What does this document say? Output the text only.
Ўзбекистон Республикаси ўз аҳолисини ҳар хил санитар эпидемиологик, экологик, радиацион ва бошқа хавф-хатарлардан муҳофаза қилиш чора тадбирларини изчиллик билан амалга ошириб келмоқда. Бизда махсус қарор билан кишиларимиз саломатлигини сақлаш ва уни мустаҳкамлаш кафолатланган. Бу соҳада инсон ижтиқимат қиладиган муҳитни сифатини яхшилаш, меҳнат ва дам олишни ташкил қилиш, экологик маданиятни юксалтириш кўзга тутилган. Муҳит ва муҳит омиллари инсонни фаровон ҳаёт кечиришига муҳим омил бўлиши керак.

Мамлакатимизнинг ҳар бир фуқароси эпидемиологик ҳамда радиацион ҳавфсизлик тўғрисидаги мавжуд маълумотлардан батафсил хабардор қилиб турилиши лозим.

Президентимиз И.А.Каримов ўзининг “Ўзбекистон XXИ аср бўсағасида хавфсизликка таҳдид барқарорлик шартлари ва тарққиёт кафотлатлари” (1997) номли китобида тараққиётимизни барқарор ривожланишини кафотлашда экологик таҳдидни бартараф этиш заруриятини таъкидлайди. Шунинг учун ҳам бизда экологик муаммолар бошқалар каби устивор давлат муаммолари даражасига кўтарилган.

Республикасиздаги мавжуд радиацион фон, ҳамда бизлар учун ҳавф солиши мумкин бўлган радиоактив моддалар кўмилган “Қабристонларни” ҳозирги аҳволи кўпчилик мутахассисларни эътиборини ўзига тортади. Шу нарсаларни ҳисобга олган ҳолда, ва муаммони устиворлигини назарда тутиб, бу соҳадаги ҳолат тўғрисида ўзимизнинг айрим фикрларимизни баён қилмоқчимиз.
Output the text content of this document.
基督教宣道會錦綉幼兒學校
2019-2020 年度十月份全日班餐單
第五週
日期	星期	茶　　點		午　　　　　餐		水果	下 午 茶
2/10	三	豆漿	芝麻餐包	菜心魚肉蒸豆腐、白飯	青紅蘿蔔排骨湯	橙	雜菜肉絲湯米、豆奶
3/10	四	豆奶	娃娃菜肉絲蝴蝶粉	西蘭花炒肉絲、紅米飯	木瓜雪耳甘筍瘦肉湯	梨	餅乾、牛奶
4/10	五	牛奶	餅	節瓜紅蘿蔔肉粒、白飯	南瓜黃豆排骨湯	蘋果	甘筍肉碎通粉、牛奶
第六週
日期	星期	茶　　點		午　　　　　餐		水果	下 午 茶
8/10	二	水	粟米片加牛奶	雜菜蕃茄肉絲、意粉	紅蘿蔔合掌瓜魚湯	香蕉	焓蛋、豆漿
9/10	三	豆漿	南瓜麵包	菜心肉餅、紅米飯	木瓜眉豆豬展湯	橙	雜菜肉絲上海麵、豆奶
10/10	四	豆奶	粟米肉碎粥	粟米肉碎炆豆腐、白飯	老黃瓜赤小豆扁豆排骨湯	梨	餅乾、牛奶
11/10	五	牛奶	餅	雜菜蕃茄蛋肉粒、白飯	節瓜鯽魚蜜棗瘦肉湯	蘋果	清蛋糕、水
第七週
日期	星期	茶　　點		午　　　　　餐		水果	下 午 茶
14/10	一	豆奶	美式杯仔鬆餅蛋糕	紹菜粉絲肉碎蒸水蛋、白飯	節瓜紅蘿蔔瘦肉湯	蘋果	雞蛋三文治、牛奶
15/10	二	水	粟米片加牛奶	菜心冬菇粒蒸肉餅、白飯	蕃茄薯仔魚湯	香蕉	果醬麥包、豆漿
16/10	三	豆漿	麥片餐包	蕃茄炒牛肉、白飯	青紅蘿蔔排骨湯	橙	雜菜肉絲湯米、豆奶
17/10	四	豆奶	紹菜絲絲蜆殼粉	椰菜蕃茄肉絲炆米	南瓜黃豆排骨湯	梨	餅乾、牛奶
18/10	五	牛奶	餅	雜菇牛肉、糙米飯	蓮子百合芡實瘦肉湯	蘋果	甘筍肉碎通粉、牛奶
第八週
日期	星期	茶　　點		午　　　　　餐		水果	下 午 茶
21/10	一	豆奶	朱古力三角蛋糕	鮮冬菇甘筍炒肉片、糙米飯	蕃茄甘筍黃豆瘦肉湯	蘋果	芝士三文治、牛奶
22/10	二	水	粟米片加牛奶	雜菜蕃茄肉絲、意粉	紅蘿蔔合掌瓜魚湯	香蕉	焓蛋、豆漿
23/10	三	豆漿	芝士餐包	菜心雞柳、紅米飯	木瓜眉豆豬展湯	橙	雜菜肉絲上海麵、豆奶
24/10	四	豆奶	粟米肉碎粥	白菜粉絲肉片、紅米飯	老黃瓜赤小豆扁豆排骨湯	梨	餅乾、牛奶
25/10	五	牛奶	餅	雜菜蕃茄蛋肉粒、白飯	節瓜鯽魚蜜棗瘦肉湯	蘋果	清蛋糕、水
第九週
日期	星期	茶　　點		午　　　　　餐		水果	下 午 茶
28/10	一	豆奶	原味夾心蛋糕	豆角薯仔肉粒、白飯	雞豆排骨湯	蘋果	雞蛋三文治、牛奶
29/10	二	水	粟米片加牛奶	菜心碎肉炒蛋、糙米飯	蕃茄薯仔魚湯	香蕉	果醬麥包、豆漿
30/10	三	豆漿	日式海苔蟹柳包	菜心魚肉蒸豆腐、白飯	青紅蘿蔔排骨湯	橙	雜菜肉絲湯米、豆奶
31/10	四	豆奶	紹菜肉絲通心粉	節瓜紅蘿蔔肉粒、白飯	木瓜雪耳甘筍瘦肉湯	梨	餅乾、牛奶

§ Stated exercise:
Restate each of the entries above verbatim.

§ Response to this exercise:
What does this document say? Output the text only.
Ўзбекистон Республикаси ўз аҳолисини ҳар хил санитар эпидемиологик, экологик, радиацион ва бошқа хавф-хатарлардан муҳофаза қилиш чора тадбирларини изчиллик билан амалга ошириб келмоқда. Бизда махсус қарор билан кишиларимиз саломатлигини сақлаш ва уни мустаҳкамлаш кафолатланган. Бу соҳада инсон ижтиқимат қиладиган муҳитни сифатини яхшилаш, меҳнат ва дам олишни ташкил қилиш, экологик маданиятни юксалтириш кўзга тутилган. Муҳит ва муҳит омиллари инсонни фаровон ҳаёт кечиришига муҳим омил бўлиши керак.

Мамлакатимизнинг ҳар бир фуқароси эпидемиологик ҳамда радиацион ҳавфсизлик тўғрисидаги мавжуд маълумотлардан батафсил хабардор қилиб турилиши лозим.

Президентимиз И.А.Каримов ўзининг “Ўзбекистон XXИ аср бўсағасида хавфсизликка таҳдид барқарорлик шартлари ва тарққиёт кафотлатлари” (1997) номли китобида тараққиётимизни барқарор ривожланишини кафотлашда экологик таҳдидни бартараф этиш заруриятини таъкидлайди. Шунинг учун ҳам бизда экологик муаммолар бошқалар каби устивор давлат муаммолари даражасига кўтарилган.

Республикасиздаги мавжуд радиацион фон, ҳамда бизлар учун ҳавф солиши мумкин бўлган радиоактив моддалар кўмилган “Қабристонларни” ҳозирги аҳволи кўпчилик мутахассисларни эътиборини ўзига тортади. Шу нарсаларни ҳисобга олган ҳолда, ва муаммони устиворлигини назарда тутиб, бу соҳадаги ҳолат тўғрисида ўзимизнинг айрим фикрларимизни баён қилмоқчимиз.
Output the text content of this document.
基督教宣道會錦綉幼兒學校
2019-2020 年度十月份全日班餐單
第五週
日期	星期	茶　　點		午　　　　　餐		水果	下 午 茶
2/10	三	豆漿	芝麻餐包	菜心魚肉蒸豆腐、白飯	青紅蘿蔔排骨湯	橙	雜菜肉絲湯米、豆奶
3/10	四	豆奶	娃娃菜肉絲蝴蝶粉	西蘭花炒肉絲、紅米飯	木瓜雪耳甘筍瘦肉湯	梨	餅乾、牛奶
4/10	五	牛奶	餅	節瓜紅蘿蔔肉粒、白飯	南瓜黃豆排骨湯	蘋果	甘筍肉碎通粉、牛奶
第六週
日期	星期	茶　　點		午　　　　　餐		水果	下 午 茶
8/10	二	水	粟米片加牛奶	雜菜蕃茄肉絲、意粉	紅蘿蔔合掌瓜魚湯	香蕉	焓蛋、豆漿
9/10	三	豆漿	南瓜麵包	菜心肉餅、紅米飯	木瓜眉豆豬展湯	橙	雜菜肉絲上海麵、豆奶
10/10	四	豆奶	粟米肉碎粥	粟米肉碎炆豆腐、白飯	老黃瓜赤小豆扁豆排骨湯	梨	餅乾、牛奶
11/10	五	牛奶	餅	雜菜蕃茄蛋肉粒、白飯	節瓜鯽魚蜜棗瘦肉湯	蘋果	清蛋糕、水
第七週
日期	星期	茶　　點		午　　　　　餐		水果	下 午 茶
14/10	一	豆奶	美式杯仔鬆餅蛋糕	紹菜粉絲肉碎蒸水蛋、白飯	節瓜紅蘿蔔瘦肉湯	蘋果	雞蛋三文治、牛奶
15/10	二	水	粟米片加牛奶	菜心冬菇粒蒸肉餅、白飯	蕃茄薯仔魚湯	香蕉	果醬麥包、豆漿
16/10	三	豆漿	麥片餐包	蕃茄炒牛肉、白飯	青紅蘿蔔排骨湯	橙	雜菜肉絲湯米、豆奶
17/10	四	豆奶	紹菜絲絲蜆殼粉	椰菜蕃茄肉絲炆米	南瓜黃豆排骨湯	梨	餅乾、牛奶
18/10	五	牛奶	餅	雜菇牛肉、糙米飯	蓮子百合芡實瘦肉湯	蘋果	甘筍肉碎通粉、牛奶
第八週
日期	星期	茶　　點		午　　　　　餐		水果	下 午 茶
21/10	一	豆奶	朱古力三角蛋糕	鮮冬菇甘筍炒肉片、糙米飯	蕃茄甘筍黃豆瘦肉湯	蘋果	芝士三文治、牛奶
22/10	二	水	粟米片加牛奶	雜菜蕃茄肉絲、意粉	紅蘿蔔合掌瓜魚湯	香蕉	焓蛋、豆漿
23/10	三	豆漿	芝士餐包	菜心雞柳、紅米飯	木瓜眉豆豬展湯	橙	雜菜肉絲上海麵、豆奶
24/10	四	豆奶	粟米肉碎粥	白菜粉絲肉片、紅米飯	老黃瓜赤小豆扁豆排骨湯	梨	餅乾、牛奶
25/10	五	牛奶	餅	雜菜蕃茄蛋肉粒、白飯	節瓜鯽魚蜜棗瘦肉湯	蘋果	清蛋糕、水
第九週
日期	星期	茶　　點		午　　　　　餐		水果	下 午 茶
28/10	一	豆奶	原味夾心蛋糕	豆角薯仔肉粒、白飯	雞豆排骨湯	蘋果	雞蛋三文治、牛奶
29/10	二	水	粟米片加牛奶	菜心碎肉炒蛋、糙米飯	蕃茄薯仔魚湯	香蕉	果醬麥包、豆漿
30/10	三	豆漿	日式海苔蟹柳包	菜心魚肉蒸豆腐、白飯	青紅蘿蔔排骨湯	橙	雜菜肉絲湯米、豆奶
31/10	四	豆奶	紹菜肉絲通心粉	節瓜紅蘿蔔肉粒、白飯	木瓜雪耳甘筍瘦肉湯	梨	餅乾、牛奶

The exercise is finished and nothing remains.